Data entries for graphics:
◆ ◆ ◆
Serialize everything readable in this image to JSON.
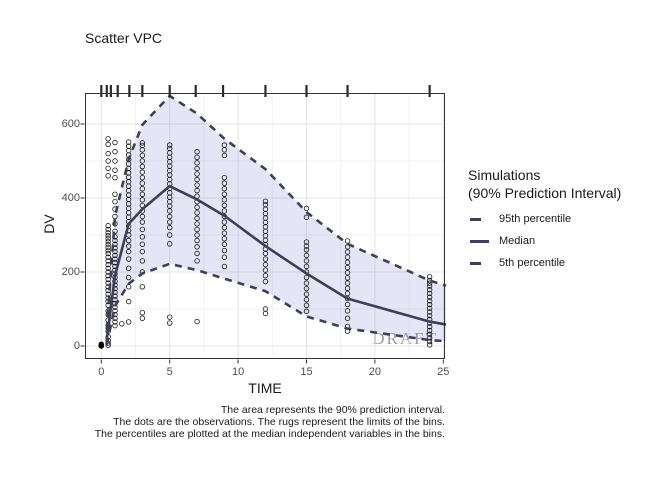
{
  "title": "Scatter VPC",
  "watermark": "DRAFT",
  "axes": {
    "x": {
      "label": "TIME",
      "ticks": [
        0,
        5,
        10,
        15,
        20,
        25
      ],
      "minor_ticks": [
        2.5,
        7.5,
        12.5,
        17.5,
        22.5
      ]
    },
    "y": {
      "label": "DV",
      "ticks": [
        0,
        200,
        400,
        600
      ],
      "minor_ticks": [
        100,
        300,
        500
      ]
    }
  },
  "legend": {
    "title_line1": "Simulations",
    "title_line2": "(90% Prediction Interval)",
    "items": [
      {
        "key": "dashed",
        "label": "95th percentile"
      },
      {
        "key": "solid",
        "label": "Median"
      },
      {
        "key": "dashed",
        "label": "5th percentile"
      }
    ]
  },
  "caption": {
    "line1": "The area represents the 90% prediction interval.",
    "line2": "The dots are the observations. The rugs represent the limits of the bins.",
    "line3": "The percentiles are plotted at the median independent variables in the bins."
  },
  "colors": {
    "ribbon_fill": "rgba(132,124,209,0.20)",
    "line": "#3e4059",
    "point_stroke": "#000000",
    "grid_major": "#e4e4e4",
    "grid_minor": "#f1f1f1",
    "panel_border": "#333333",
    "tick": "#333333",
    "rug": "#2a2a2a",
    "watermark": "#8a8a8a"
  },
  "chart_data": {
    "type": "scatter",
    "title": "Scatter VPC",
    "xlabel": "TIME",
    "ylabel": "DV",
    "xlim": [
      -1.2,
      25.2
    ],
    "ylim": [
      -35,
      684
    ],
    "legend_position": "right",
    "grid": true,
    "series": [
      {
        "name": "95th percentile",
        "style": "dashed",
        "points": [
          [
            0.4,
            45
          ],
          [
            1,
            350
          ],
          [
            2,
            505
          ],
          [
            3,
            598
          ],
          [
            5,
            676
          ],
          [
            7,
            628
          ],
          [
            9,
            560
          ],
          [
            12,
            478
          ],
          [
            15,
            362
          ],
          [
            18,
            276
          ],
          [
            24,
            177
          ],
          [
            25.2,
            163
          ]
        ]
      },
      {
        "name": "Median",
        "style": "solid",
        "points": [
          [
            0.4,
            18
          ],
          [
            1,
            190
          ],
          [
            2,
            330
          ],
          [
            3,
            370
          ],
          [
            5,
            432
          ],
          [
            7,
            396
          ],
          [
            9,
            352
          ],
          [
            12,
            270
          ],
          [
            15,
            196
          ],
          [
            18,
            128
          ],
          [
            24,
            66
          ],
          [
            25.2,
            58
          ]
        ]
      },
      {
        "name": "5th percentile",
        "style": "dashed",
        "points": [
          [
            0.4,
            4
          ],
          [
            1,
            108
          ],
          [
            2,
            168
          ],
          [
            3,
            196
          ],
          [
            5,
            222
          ],
          [
            7,
            205
          ],
          [
            9,
            182
          ],
          [
            12,
            148
          ],
          [
            15,
            80
          ],
          [
            18,
            47
          ],
          [
            24,
            16
          ],
          [
            25.2,
            13
          ]
        ]
      }
    ],
    "ribbon": {
      "upper": "95th percentile",
      "lower": "5th percentile",
      "label": "90% prediction interval"
    },
    "rug_times": [
      0,
      0.4,
      0.7,
      1.2,
      2.05,
      3,
      5,
      6.9,
      8.9,
      12,
      15,
      18,
      24
    ],
    "observations": [
      {
        "t": 0,
        "filled": true,
        "dv": [
          0,
          0,
          1,
          3,
          5
        ]
      },
      {
        "t": 0.5,
        "dv": [
          2,
          8,
          15,
          25,
          40,
          55,
          70,
          85,
          95,
          110,
          120,
          130,
          140,
          150,
          160,
          170,
          180,
          190,
          200,
          210,
          220,
          230,
          240,
          250,
          258,
          266,
          274,
          282,
          290,
          298,
          306,
          315,
          325,
          460,
          480,
          500,
          520,
          545,
          560
        ]
      },
      {
        "t": 1,
        "dv": [
          55,
          65,
          75,
          85,
          95,
          105,
          115,
          125,
          135,
          145,
          155,
          165,
          175,
          185,
          195,
          205,
          215,
          225,
          235,
          245,
          255,
          265,
          275,
          285,
          295,
          310,
          330,
          350,
          370,
          390,
          410,
          455,
          475,
          500,
          525,
          550
        ]
      },
      {
        "t": 1.5,
        "dv": [
          60
        ]
      },
      {
        "t": 2,
        "dv": [
          65,
          120,
          160,
          185,
          210,
          235,
          255,
          270,
          285,
          300,
          312,
          324,
          336,
          348,
          360,
          372,
          384,
          396,
          408,
          420,
          432,
          444,
          456,
          468,
          480,
          492,
          504,
          516,
          528,
          540,
          551
        ]
      },
      {
        "t": 3,
        "dv": [
          75,
          90,
          160,
          200,
          230,
          255,
          275,
          295,
          315,
          335,
          350,
          365,
          380,
          395,
          410,
          425,
          440,
          455,
          470,
          485,
          500,
          515,
          530,
          542,
          549
        ]
      },
      {
        "t": 5,
        "dv": [
          62,
          78,
          276,
          300,
          320,
          335,
          350,
          365,
          378,
          390,
          402,
          414,
          426,
          438,
          450,
          462,
          474,
          486,
          498,
          510,
          522,
          534,
          543
        ]
      },
      {
        "t": 7,
        "dv": [
          66,
          230,
          250,
          268,
          285,
          300,
          315,
          330,
          345,
          360,
          375,
          390,
          405,
          420,
          435,
          450,
          465,
          480,
          495,
          510,
          525
        ]
      },
      {
        "t": 9,
        "dv": [
          215,
          240,
          258,
          275,
          290,
          305,
          320,
          335,
          350,
          365,
          380,
          395,
          410,
          425,
          440,
          455,
          515,
          530,
          543
        ]
      },
      {
        "t": 12,
        "dv": [
          88,
          100,
          174,
          190,
          205,
          220,
          235,
          250,
          262,
          274,
          286,
          298,
          310,
          322,
          334,
          346,
          358,
          370,
          382,
          391
        ]
      },
      {
        "t": 15,
        "dv": [
          94,
          110,
          125,
          140,
          155,
          170,
          185,
          200,
          215,
          230,
          245,
          260,
          270,
          281,
          348,
          372
        ]
      },
      {
        "t": 18,
        "dv": [
          40,
          53,
          75,
          95,
          112,
          128,
          142,
          156,
          170,
          184,
          198,
          212,
          226,
          240,
          254,
          268,
          284
        ]
      },
      {
        "t": 24,
        "dv": [
          3,
          12,
          22,
          32,
          42,
          52,
          62,
          72,
          82,
          92,
          102,
          112,
          122,
          132,
          142,
          152,
          162,
          170,
          177,
          187
        ]
      }
    ]
  }
}
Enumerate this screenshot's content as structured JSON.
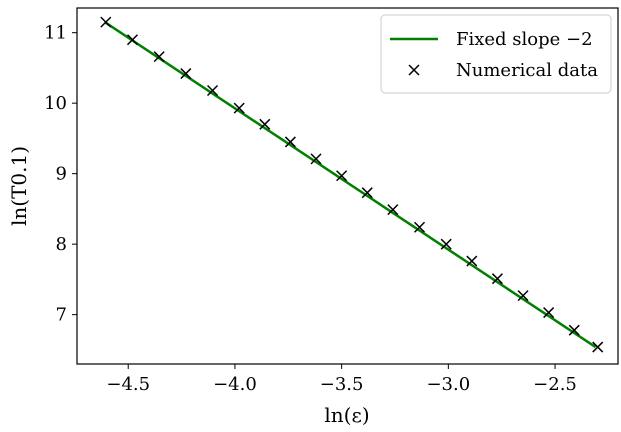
{
  "chart_data": {
    "type": "line",
    "title": "",
    "xlabel": "ln(ε)",
    "ylabel": "ln(T0.1)",
    "xlim": [
      -4.74,
      -2.205
    ],
    "ylim": [
      6.3,
      11.35
    ],
    "x_ticks": [
      -4.5,
      -4.0,
      -3.5,
      -3.0,
      -2.5
    ],
    "x_tick_labels": [
      "−4.5",
      "−4.0",
      "−3.5",
      "−3.0",
      "−2.5"
    ],
    "y_ticks": [
      7,
      8,
      9,
      10,
      11
    ],
    "y_tick_labels": [
      "7",
      "8",
      "9",
      "10",
      "11"
    ],
    "grid": false,
    "legend_position": "top-right",
    "series": [
      {
        "name": "Fixed slope −2",
        "kind": "line",
        "color": "#008000",
        "x": [
          -4.61,
          -2.31
        ],
        "y": [
          11.15,
          6.54
        ]
      },
      {
        "name": "Numerical data",
        "kind": "marker",
        "marker": "x",
        "color": "#000000",
        "x": [
          -4.605,
          -4.48,
          -4.355,
          -4.23,
          -4.105,
          -3.98,
          -3.86,
          -3.74,
          -3.62,
          -3.5,
          -3.38,
          -3.26,
          -3.135,
          -3.01,
          -2.89,
          -2.77,
          -2.65,
          -2.53,
          -2.41,
          -2.3
        ],
        "y": [
          11.15,
          10.9,
          10.66,
          10.42,
          10.18,
          9.93,
          9.7,
          9.45,
          9.21,
          8.97,
          8.73,
          8.49,
          8.24,
          8.0,
          7.76,
          7.51,
          7.27,
          7.03,
          6.78,
          6.54
        ]
      }
    ]
  }
}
◆ ◆ ◆
EXERCISE INSTRUCTIONS:
Print once more, exactly, the lines from the one with "Enumerate this screenshot's" through the last line of the data, both ends included, without any pictures.

ANSWER FOR THIS EXERCISE:
Enumerate this screenshot's content as structured JSON.
{
  "chart_data": {
    "type": "line",
    "title": "",
    "xlabel": "ln(ε)",
    "ylabel": "ln(T0.1)",
    "xlim": [
      -4.74,
      -2.205
    ],
    "ylim": [
      6.3,
      11.35
    ],
    "x_ticks": [
      -4.5,
      -4.0,
      -3.5,
      -3.0,
      -2.5
    ],
    "x_tick_labels": [
      "−4.5",
      "−4.0",
      "−3.5",
      "−3.0",
      "−2.5"
    ],
    "y_ticks": [
      7,
      8,
      9,
      10,
      11
    ],
    "y_tick_labels": [
      "7",
      "8",
      "9",
      "10",
      "11"
    ],
    "grid": false,
    "legend_position": "top-right",
    "series": [
      {
        "name": "Fixed slope −2",
        "kind": "line",
        "color": "#008000",
        "x": [
          -4.61,
          -2.31
        ],
        "y": [
          11.15,
          6.54
        ]
      },
      {
        "name": "Numerical data",
        "kind": "marker",
        "marker": "x",
        "color": "#000000",
        "x": [
          -4.605,
          -4.48,
          -4.355,
          -4.23,
          -4.105,
          -3.98,
          -3.86,
          -3.74,
          -3.62,
          -3.5,
          -3.38,
          -3.26,
          -3.135,
          -3.01,
          -2.89,
          -2.77,
          -2.65,
          -2.53,
          -2.41,
          -2.3
        ],
        "y": [
          11.15,
          10.9,
          10.66,
          10.42,
          10.18,
          9.93,
          9.7,
          9.45,
          9.21,
          8.97,
          8.73,
          8.49,
          8.24,
          8.0,
          7.76,
          7.51,
          7.27,
          7.03,
          6.78,
          6.54
        ]
      }
    ]
  }
}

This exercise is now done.